> What to work on
a) In the text about drive thrus below, which two McDonald's sites were later adopted as motorway services?
b) Write the next part of the text about drive thrus at UK roadside services, starting right after its final sentence.

> Selected passage
-.-.-

Burger King drive thru.
A closed Burger King drive thru.

A drive thru is a facility which originated in America, where people are able to use some of the facilities without leaving their vehicles. For the customer, it speeds up the purchasing time, while for the operator a drive thru can reduce costs by getting customers to pay their money and leave (meaning less seating needs to provided and the operator wouldn't have to pay VAT on the transaction pre pasty tax). In addition, a drive thru can provide resilience by providing some service even if the rest of the building has to close for some reason.

On major roads in the UK, McDonald's incorporated a drive thru as part of their standard, prefabricated, building design which became common in the 1990s. This included two sites which later became adopted as motorway services: Lymm and Leeming Bar.

The history of motorway services meant there wasn't much room for McDonald's to move in: the land had previously been leased in one go to an operator, who provided their own facilities. These operators were starting to experiment with their own drive thrus, as part of agreements with Wimpy and Burger King. Some of these were retro-fitted to existing buildings, while others were in new, supplementary buildings.

The motorway drive thrus didn't catch on. It's possible that operators were uneasy that they wanted customers to be getting out their cars to visit the shops which they operated, or that customers weren't interested because they had to get out to use the toilets anyway. Either way, most of these closed.

In 2008, two new A-road services opened with built-in KFC drive thrus.

-.-.-

> Dataset excerpts
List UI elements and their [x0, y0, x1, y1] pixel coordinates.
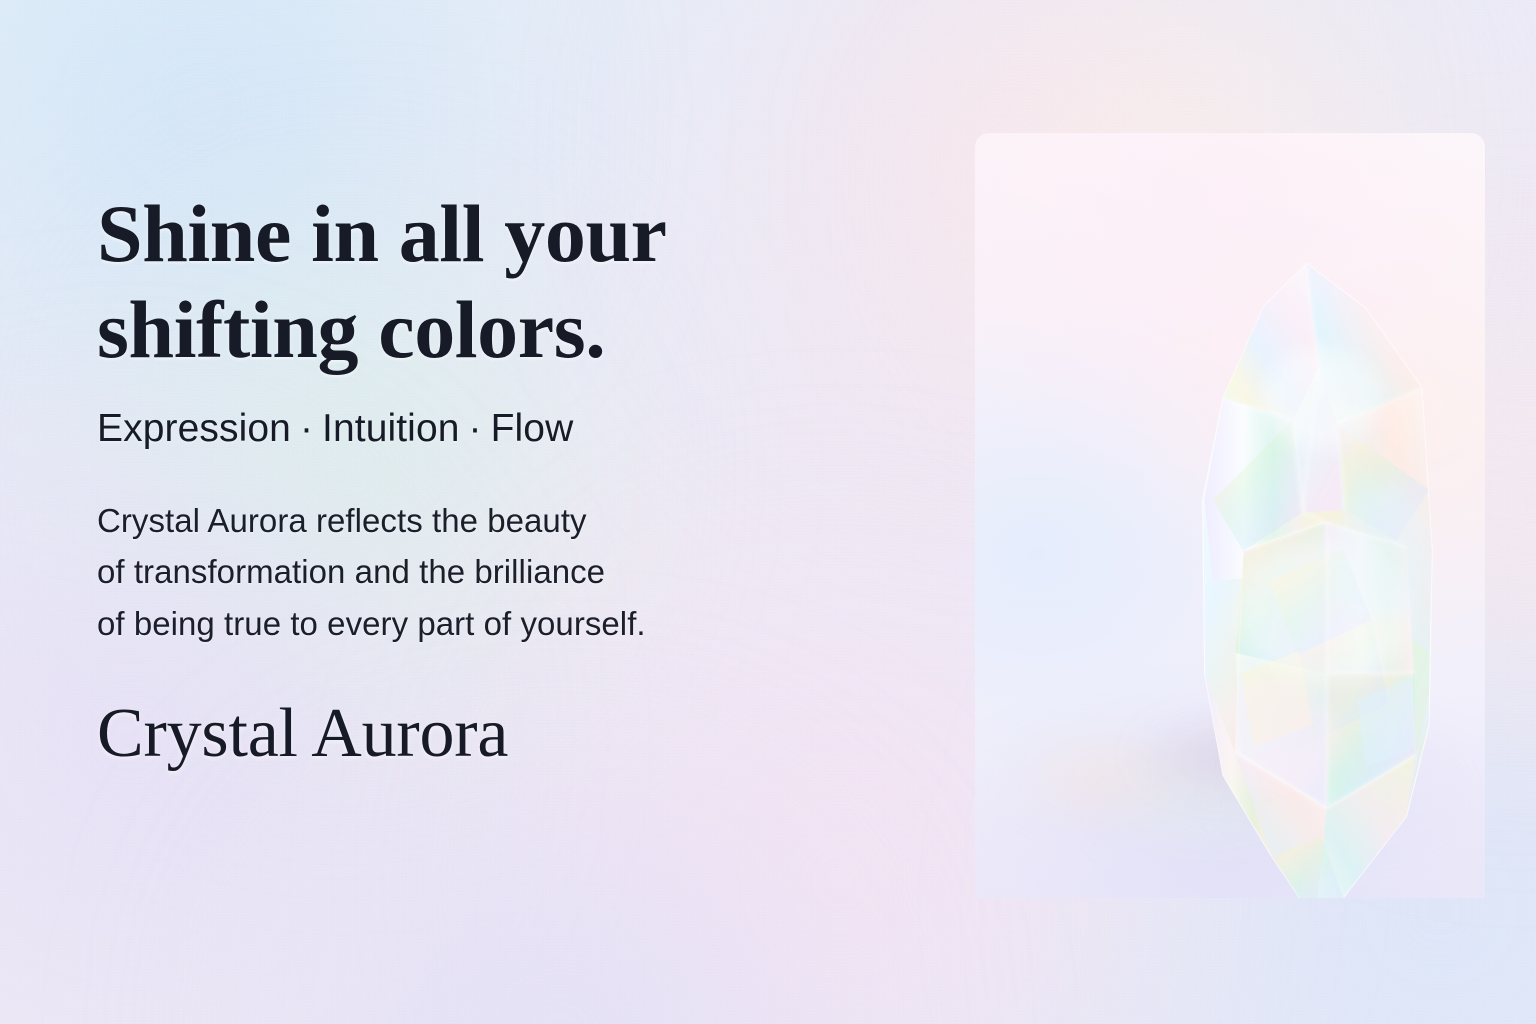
- description-line-3: of being true to every part of yourself.: [97, 598, 917, 649]
- headline-line-1: Shine in all your: [97, 188, 667, 279]
- headline-line-2: shifting colors.: [97, 284, 605, 375]
- attribute-list: Expression·Intuition·Flow: [97, 408, 917, 451]
- attribute-intuition: Intuition: [322, 407, 460, 450]
- brand-name: Crystal Aurora: [97, 699, 917, 769]
- attribute-flow: Flow: [491, 407, 574, 450]
- description-line-2: of transformation and the brilliance: [97, 546, 917, 597]
- bullet-separator-1: ·: [291, 407, 322, 450]
- description-line-1: Crystal Aurora reflects the beauty: [97, 495, 917, 546]
- attribute-expression: Expression: [97, 407, 291, 450]
- headline: Shine in all your shifting colors.: [97, 186, 917, 378]
- crystal-illustration: [975, 133, 1485, 898]
- description-paragraph: Crystal Aurora reflects the beauty of tr…: [97, 495, 917, 649]
- copy-block: Shine in all your shifting colors. Expre…: [97, 186, 917, 769]
- crystal-image-panel: [975, 133, 1485, 898]
- poster-canvas: Shine in all your shifting colors. Expre…: [0, 0, 1536, 1024]
- bullet-separator-2: ·: [460, 407, 491, 450]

-.-.-

> The results
a) Lymm and Leeming Bar.

b)
The Return Of The Drive Thru

In 2012, Welcome Break brought the motorway drive thru back to the forefront by turning some old buildings into Starbucks drive thrus. These worked, and Welcome Break started developing stand-alone Starbucks coffee houses with a small amount of seating and a drive thru, meaning motorway services were starting to look like their A-road counterparts with a cluster of different buildings rather than one big one. In response, Moto, Roadchef and Applegreen have started developing Costa drive thrus, usually without any seating, while Euro Garages have stuck to Starbucks.

The key point with motorway drive thrus is that the aim is to attract people who would have otherwise just sat in their cars for a bit, or driven by. Where possible they are located before the car park to allow people to rest. Welcome Break have previously provided figures which they claim show that drive thru coffee shops don't increase the traffic flow, implying that they are catering for people who were already using the facilities but perhaps not making a purchase.

Since about 2015, there has been an explosion of drive thru coffee shops across in the country, both in retail parks and by main roads. Greggs is also one of the more unusual breakthrough drive thru brands.

New developments on both motorways and A-roads are now being planed with multiple drive thru units, and Roadchef have been looking at building stand-alone McDonald's drive thrus next to their sites. Meanwhile, Moto are looking to reopen some of their built-in drive thrus which had been closed for almost 20 years.

Despite the amount of attention paid to environmental and health issues these days, surprisingly little has been said about the impact of queues of vehicles waiting to use a drive thru, or about whether there are any health implications when encouraging diners to stay in their vehicle.


The phrase drive thru bin is used to describe litter bins with a large funnel, designed to encourage their use by making it easy to throw rubbish into them from a vehicle. The theory is that fast food litter is often dropped because people don't want to leave their vehicle.

The bins were brought to the UK by McDonald's, but received widespread publicity in 2017 after Highways England saw them installed at Lymm. These were very quickly knocked down by vehicles and the trial was left.